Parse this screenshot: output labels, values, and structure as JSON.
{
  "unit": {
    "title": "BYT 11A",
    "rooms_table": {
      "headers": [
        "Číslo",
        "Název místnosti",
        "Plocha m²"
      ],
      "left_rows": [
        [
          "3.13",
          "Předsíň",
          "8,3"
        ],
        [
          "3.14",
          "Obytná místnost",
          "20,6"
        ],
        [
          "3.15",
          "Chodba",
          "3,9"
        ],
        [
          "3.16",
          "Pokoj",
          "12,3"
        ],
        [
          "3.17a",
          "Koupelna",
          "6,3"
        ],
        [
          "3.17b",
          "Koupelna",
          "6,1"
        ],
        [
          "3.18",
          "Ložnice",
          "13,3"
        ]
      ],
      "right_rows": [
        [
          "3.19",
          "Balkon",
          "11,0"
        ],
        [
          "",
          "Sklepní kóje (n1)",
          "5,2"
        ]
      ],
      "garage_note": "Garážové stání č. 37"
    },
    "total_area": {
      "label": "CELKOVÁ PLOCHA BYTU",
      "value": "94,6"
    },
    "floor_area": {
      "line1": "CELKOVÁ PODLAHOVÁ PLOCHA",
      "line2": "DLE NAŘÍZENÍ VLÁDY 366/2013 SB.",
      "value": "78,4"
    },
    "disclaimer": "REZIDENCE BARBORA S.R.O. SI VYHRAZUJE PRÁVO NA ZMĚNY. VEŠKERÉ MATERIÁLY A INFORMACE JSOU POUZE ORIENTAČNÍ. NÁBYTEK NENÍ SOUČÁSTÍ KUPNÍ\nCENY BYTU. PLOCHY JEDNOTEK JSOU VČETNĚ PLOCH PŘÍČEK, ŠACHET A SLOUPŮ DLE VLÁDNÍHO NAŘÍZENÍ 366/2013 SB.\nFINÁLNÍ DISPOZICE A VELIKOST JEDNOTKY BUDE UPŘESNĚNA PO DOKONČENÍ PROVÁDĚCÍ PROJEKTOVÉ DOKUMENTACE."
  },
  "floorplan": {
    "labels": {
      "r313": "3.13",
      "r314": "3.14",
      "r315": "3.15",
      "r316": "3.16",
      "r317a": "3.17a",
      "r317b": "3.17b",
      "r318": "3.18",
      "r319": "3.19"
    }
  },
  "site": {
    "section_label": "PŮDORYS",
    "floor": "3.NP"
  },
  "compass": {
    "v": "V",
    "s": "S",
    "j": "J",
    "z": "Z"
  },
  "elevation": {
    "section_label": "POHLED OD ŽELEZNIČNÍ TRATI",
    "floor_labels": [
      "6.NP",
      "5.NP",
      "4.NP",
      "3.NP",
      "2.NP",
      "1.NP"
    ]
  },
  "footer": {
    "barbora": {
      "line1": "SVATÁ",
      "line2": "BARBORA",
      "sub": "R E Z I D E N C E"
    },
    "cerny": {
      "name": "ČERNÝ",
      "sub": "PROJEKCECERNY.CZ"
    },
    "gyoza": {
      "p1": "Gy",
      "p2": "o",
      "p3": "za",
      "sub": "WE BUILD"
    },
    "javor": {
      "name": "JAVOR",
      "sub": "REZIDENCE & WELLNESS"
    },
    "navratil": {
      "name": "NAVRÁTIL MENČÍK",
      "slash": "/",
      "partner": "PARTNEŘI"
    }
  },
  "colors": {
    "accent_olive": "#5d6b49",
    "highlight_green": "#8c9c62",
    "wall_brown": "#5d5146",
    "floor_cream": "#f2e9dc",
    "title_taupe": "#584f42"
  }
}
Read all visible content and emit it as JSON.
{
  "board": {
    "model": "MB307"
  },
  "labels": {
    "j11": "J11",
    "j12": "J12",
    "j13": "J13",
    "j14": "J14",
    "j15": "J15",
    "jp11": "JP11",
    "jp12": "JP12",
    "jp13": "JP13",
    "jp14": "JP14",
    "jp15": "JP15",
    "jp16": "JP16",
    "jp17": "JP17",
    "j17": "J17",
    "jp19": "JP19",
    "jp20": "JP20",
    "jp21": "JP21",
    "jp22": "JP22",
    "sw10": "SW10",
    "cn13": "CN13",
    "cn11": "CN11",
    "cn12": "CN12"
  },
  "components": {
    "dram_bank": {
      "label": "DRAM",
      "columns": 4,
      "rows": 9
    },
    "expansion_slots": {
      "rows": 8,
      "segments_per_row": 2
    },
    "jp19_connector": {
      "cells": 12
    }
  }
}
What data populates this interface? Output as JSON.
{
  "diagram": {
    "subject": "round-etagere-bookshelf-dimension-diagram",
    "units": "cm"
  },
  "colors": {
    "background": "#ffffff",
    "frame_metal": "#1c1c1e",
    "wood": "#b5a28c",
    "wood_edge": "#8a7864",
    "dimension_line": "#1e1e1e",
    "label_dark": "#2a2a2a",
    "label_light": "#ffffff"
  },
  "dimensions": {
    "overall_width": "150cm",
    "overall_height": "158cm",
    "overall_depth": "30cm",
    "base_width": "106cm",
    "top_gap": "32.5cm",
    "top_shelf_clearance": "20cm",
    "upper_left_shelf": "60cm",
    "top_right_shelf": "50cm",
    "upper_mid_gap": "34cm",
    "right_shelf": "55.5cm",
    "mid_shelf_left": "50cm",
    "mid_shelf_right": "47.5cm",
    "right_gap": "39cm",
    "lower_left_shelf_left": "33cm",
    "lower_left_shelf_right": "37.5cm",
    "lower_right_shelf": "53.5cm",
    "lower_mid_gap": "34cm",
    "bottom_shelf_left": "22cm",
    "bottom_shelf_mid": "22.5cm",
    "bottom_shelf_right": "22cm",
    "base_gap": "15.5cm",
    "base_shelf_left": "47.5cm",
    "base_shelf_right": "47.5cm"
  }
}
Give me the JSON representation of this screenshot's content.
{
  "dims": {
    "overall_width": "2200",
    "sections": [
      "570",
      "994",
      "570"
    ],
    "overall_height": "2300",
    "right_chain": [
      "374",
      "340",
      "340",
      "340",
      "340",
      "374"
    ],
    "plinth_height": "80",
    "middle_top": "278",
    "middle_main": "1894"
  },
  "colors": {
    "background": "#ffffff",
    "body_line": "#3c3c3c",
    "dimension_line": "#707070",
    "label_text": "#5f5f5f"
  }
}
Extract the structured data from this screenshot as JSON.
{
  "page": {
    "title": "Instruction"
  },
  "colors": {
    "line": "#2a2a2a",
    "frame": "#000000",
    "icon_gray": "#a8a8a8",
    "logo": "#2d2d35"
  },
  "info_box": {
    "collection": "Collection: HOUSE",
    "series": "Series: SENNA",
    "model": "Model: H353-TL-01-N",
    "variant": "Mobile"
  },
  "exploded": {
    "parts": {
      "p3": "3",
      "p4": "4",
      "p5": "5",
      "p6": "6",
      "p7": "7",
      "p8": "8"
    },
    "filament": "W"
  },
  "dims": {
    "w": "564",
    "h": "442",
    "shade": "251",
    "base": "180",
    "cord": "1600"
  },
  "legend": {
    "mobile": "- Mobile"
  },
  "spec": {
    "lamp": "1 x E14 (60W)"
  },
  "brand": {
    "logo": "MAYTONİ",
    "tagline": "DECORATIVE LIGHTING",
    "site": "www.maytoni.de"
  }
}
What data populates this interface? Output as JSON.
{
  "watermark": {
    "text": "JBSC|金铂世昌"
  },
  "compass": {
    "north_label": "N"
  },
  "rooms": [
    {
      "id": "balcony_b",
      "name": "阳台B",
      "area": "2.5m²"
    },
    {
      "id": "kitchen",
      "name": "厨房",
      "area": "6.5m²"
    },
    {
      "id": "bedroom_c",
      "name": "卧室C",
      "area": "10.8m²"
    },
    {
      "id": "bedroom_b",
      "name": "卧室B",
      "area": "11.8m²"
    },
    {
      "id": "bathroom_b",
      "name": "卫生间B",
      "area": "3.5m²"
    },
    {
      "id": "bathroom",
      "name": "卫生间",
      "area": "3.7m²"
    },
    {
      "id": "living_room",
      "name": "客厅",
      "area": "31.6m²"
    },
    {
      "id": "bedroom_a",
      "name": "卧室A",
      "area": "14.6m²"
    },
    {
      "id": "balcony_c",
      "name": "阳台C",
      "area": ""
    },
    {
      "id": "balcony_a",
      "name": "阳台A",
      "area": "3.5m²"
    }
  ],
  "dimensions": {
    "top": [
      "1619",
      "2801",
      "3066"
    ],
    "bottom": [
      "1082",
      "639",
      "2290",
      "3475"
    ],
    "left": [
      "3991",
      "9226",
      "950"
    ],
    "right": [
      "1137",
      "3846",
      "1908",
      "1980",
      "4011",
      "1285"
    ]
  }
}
==============================
_SET EXERCISE_
Track down the lines that include the word "BYTU" and copy them.

_RESPONSE TO THE EXERCISE_
      "label": "CELKOVÁ PLOCHA BYTU",
    "disclaimer": "REZIDENCE BARBORA S.R.O. SI VYHRAZUJE PRÁVO NA ZMĚNY. VEŠKERÉ MATERIÁLY A INFORMACE JSOU POUZE ORIENTAČNÍ. NÁBYTEK NENÍ SOUČÁSTÍ KUPNÍ\nCENY BYTU. PLOCHY JEDNOTEK JSOU VČETNĚ PLOCH PŘÍČEK, ŠACHET A SLOUPŮ DLE VLÁDNÍHO NAŘÍZENÍ 366/2013 SB.\nFINÁLNÍ DISPOZICE A VELIKOST JEDNOTKY BUDE UPŘESNĚNA PO DOKONČENÍ PROVÁDĚCÍ PROJEKTOVÉ DOKUMENTACE."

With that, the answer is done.